Start of Available data
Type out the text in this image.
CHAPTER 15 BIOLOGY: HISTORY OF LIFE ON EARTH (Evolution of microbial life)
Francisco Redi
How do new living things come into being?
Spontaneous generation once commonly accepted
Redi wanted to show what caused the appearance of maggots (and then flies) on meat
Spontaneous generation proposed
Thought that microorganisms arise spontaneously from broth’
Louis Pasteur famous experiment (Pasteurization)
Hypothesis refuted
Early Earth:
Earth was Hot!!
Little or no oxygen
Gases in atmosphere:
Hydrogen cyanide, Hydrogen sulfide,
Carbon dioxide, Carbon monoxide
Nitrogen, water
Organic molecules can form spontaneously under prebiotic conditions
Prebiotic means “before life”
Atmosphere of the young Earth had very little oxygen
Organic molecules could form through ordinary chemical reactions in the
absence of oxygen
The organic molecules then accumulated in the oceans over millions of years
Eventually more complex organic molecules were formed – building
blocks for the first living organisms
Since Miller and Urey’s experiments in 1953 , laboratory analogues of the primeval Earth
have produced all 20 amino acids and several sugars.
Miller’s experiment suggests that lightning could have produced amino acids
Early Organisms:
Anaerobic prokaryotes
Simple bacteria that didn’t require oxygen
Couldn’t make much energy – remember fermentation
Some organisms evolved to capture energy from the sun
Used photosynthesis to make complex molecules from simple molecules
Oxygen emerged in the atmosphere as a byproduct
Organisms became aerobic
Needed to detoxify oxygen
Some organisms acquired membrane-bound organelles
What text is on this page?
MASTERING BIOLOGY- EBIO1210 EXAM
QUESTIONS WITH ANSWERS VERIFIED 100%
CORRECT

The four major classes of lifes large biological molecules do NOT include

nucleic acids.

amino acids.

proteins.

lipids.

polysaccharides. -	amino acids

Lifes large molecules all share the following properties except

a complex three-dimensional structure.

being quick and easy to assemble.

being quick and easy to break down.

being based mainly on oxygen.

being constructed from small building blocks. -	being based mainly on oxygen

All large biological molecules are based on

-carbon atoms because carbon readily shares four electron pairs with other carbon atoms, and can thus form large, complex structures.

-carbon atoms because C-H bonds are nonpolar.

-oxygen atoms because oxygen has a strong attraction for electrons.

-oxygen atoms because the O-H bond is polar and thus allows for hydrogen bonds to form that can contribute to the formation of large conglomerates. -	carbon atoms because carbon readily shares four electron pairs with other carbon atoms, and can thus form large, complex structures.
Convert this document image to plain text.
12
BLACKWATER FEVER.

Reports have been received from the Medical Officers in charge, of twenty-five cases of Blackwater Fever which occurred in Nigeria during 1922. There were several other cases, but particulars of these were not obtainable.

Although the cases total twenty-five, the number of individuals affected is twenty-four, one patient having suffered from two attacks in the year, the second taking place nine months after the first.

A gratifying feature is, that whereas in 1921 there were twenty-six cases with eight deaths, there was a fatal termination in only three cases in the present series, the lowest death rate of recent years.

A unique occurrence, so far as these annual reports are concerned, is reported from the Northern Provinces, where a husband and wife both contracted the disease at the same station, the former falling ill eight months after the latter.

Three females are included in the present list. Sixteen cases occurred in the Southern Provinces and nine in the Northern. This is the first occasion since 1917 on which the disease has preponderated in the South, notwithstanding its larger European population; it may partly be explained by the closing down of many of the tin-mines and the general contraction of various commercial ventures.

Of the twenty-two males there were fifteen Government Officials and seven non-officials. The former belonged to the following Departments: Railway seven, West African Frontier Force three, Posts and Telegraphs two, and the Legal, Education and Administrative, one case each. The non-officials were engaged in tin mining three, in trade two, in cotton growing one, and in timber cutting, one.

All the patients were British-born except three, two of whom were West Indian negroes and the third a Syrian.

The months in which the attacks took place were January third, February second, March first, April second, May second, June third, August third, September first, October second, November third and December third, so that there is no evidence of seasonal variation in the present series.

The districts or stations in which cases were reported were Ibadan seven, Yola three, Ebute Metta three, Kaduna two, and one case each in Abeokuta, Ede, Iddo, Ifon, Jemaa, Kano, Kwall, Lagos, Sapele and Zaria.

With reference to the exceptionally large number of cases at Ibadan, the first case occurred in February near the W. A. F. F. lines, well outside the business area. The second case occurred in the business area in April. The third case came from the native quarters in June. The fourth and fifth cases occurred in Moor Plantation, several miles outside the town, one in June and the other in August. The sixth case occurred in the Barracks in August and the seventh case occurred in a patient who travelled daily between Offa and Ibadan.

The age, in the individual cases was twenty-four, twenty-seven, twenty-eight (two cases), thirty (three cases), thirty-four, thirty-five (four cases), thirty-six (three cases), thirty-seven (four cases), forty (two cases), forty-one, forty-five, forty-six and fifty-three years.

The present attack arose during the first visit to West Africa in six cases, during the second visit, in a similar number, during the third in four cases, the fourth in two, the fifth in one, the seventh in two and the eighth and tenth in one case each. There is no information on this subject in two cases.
End of Available data
[Work item] Could you copy every record above exactly as written?

[Exercise answer]
Type out the text in this image.
CHAPTER 15 BIOLOGY: HISTORY OF LIFE ON EARTH (Evolution of microbial life)
Francisco Redi
How do new living things come into being?
Spontaneous generation once commonly accepted
Redi wanted to show what caused the appearance of maggots (and then flies) on meat
Spontaneous generation proposed
Thought that microorganisms arise spontaneously from broth’
Louis Pasteur famous experiment (Pasteurization)
Hypothesis refuted
Early Earth:
Earth was Hot!!
Little or no oxygen
Gases in atmosphere:
Hydrogen cyanide, Hydrogen sulfide,
Carbon dioxide, Carbon monoxide
Nitrogen, water
Organic molecules can form spontaneously under prebiotic conditions
Prebiotic means “before life”
Atmosphere of the young Earth had very little oxygen
Organic molecules could form through ordinary chemical reactions in the
absence of oxygen
The organic molecules then accumulated in the oceans over millions of years
Eventually more complex organic molecules were formed – building
blocks for the first living organisms
Since Miller and Urey’s experiments in 1953 , laboratory analogues of the primeval Earth
have produced all 20 amino acids and several sugars.
Miller’s experiment suggests that lightning could have produced amino acids
Early Organisms:
Anaerobic prokaryotes
Simple bacteria that didn’t require oxygen
Couldn’t make much energy – remember fermentation
Some organisms evolved to capture energy from the sun
Used photosynthesis to make complex molecules from simple molecules
Oxygen emerged in the atmosphere as a byproduct
Organisms became aerobic
Needed to detoxify oxygen
Some organisms acquired membrane-bound organelles
What text is on this page?
MASTERING BIOLOGY- EBIO1210 EXAM
QUESTIONS WITH ANSWERS VERIFIED 100%
CORRECT

The four major classes of lifes large biological molecules do NOT include

nucleic acids.

amino acids.

proteins.

lipids.

polysaccharides. -	amino acids

Lifes large molecules all share the following properties except

a complex three-dimensional structure.

being quick and easy to assemble.

being quick and easy to break down.

being based mainly on oxygen.

being constructed from small building blocks. -	being based mainly on oxygen

All large biological molecules are based on

-carbon atoms because carbon readily shares four electron pairs with other carbon atoms, and can thus form large, complex structures.

-carbon atoms because C-H bonds are nonpolar.

-oxygen atoms because oxygen has a strong attraction for electrons.

-oxygen atoms because the O-H bond is polar and thus allows for hydrogen bonds to form that can contribute to the formation of large conglomerates. -	carbon atoms because carbon readily shares four electron pairs with other carbon atoms, and can thus form large, complex structures.
Convert this document image to plain text.
12
BLACKWATER FEVER.

Reports have been received from the Medical Officers in charge, of twenty-five cases of Blackwater Fever which occurred in Nigeria during 1922. There were several other cases, but particulars of these were not obtainable.

Although the cases total twenty-five, the number of individuals affected is twenty-four, one patient having suffered from two attacks in the year, the second taking place nine months after the first.

A gratifying feature is, that whereas in 1921 there were twenty-six cases with eight deaths, there was a fatal termination in only three cases in the present series, the lowest death rate of recent years.

A unique occurrence, so far as these annual reports are concerned, is reported from the Northern Provinces, where a husband and wife both contracted the disease at the same station, the former falling ill eight months after the latter.

Three females are included in the present list. Sixteen cases occurred in the Southern Provinces and nine in the Northern. This is the first occasion since 1917 on which the disease has preponderated in the South, notwithstanding its larger European population; it may partly be explained by the closing down of many of the tin-mines and the general contraction of various commercial ventures.

Of the twenty-two males there were fifteen Government Officials and seven non-officials. The former belonged to the following Departments: Railway seven, West African Frontier Force three, Posts and Telegraphs two, and the Legal, Education and Administrative, one case each. The non-officials were engaged in tin mining three, in trade two, in cotton growing one, and in timber cutting, one.

All the patients were British-born except three, two of whom were West Indian negroes and the third a Syrian.

The months in which the attacks took place were January third, February second, March first, April second, May second, June third, August third, September first, October second, November third and December third, so that there is no evidence of seasonal variation in the present series.

The districts or stations in which cases were reported were Ibadan seven, Yola three, Ebute Metta three, Kaduna two, and one case each in Abeokuta, Ede, Iddo, Ifon, Jemaa, Kano, Kwall, Lagos, Sapele and Zaria.

With reference to the exceptionally large number of cases at Ibadan, the first case occurred in February near the W. A. F. F. lines, well outside the business area. The second case occurred in the business area in April. The third case came from the native quarters in June. The fourth and fifth cases occurred in Moor Plantation, several miles outside the town, one in June and the other in August. The sixth case occurred in the Barracks in August and the seventh case occurred in a patient who travelled daily between Offa and Ibadan.

The age, in the individual cases was twenty-four, twenty-seven, twenty-eight (two cases), thirty (three cases), thirty-four, thirty-five (four cases), thirty-six (three cases), thirty-seven (four cases), forty (two cases), forty-one, forty-five, forty-six and fifty-three years.

The present attack arose during the first visit to West Africa in six cases, during the second visit, in a similar number, during the third in four cases, the fourth in two, the fifth in one, the seventh in two and the eighth and tenth in one case each. There is no information on this subject in two cases.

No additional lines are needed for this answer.